AIM OF THE EXERCISE: Lift out all lines below that contain "diameter".

Raw records
^^^^^^^^^^^^^^^^
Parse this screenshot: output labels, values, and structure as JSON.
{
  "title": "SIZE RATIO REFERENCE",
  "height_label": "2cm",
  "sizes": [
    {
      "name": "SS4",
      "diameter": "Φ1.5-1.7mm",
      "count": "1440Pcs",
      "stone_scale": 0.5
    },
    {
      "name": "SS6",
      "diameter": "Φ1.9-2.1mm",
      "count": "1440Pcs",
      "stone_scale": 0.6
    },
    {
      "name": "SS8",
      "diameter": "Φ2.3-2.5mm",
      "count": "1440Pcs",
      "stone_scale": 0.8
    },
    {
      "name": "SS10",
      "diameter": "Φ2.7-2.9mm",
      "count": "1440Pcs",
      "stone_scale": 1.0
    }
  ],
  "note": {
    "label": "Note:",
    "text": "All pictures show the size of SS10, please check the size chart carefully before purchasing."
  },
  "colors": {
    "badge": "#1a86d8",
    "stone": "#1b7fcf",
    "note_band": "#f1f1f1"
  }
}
^^^^^^^^^^^^^^^^
EXERCISE RESULT:
      "diameter": "Φ1.5-1.7mm",
      "diameter": "Φ1.9-2.1mm",
      "diameter": "Φ2.3-2.5mm",
      "diameter": "Φ2.7-2.9mm",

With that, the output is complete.